----- Material provided -----

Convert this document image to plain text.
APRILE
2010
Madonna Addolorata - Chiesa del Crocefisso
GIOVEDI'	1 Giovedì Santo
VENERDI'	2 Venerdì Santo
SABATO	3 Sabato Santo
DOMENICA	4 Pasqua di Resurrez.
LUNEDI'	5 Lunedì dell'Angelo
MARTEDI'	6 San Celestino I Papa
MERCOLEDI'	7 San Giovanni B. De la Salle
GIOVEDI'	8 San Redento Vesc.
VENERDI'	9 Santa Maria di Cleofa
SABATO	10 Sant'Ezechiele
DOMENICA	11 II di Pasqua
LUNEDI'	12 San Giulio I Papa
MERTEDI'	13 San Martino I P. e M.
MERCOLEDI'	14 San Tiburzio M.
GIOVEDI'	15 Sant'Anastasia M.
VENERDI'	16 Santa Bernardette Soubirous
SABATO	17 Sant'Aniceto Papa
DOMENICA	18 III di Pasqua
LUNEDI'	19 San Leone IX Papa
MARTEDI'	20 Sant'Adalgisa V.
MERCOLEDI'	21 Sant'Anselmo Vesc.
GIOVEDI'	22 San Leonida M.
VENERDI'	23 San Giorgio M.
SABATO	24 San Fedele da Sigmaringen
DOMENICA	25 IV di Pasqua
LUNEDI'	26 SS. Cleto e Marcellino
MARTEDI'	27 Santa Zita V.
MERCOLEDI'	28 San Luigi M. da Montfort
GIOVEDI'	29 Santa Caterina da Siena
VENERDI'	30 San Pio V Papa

-----

## Short task
Within the listing above, find every line containing the string "Pasqua" and return it.

## Response to this exercise
DOMENICA	4 Pasqua di Resurrez.
DOMENICA	11 II di Pasqua
DOMENICA	18 III di Pasqua
DOMENICA	25 IV di Pasqua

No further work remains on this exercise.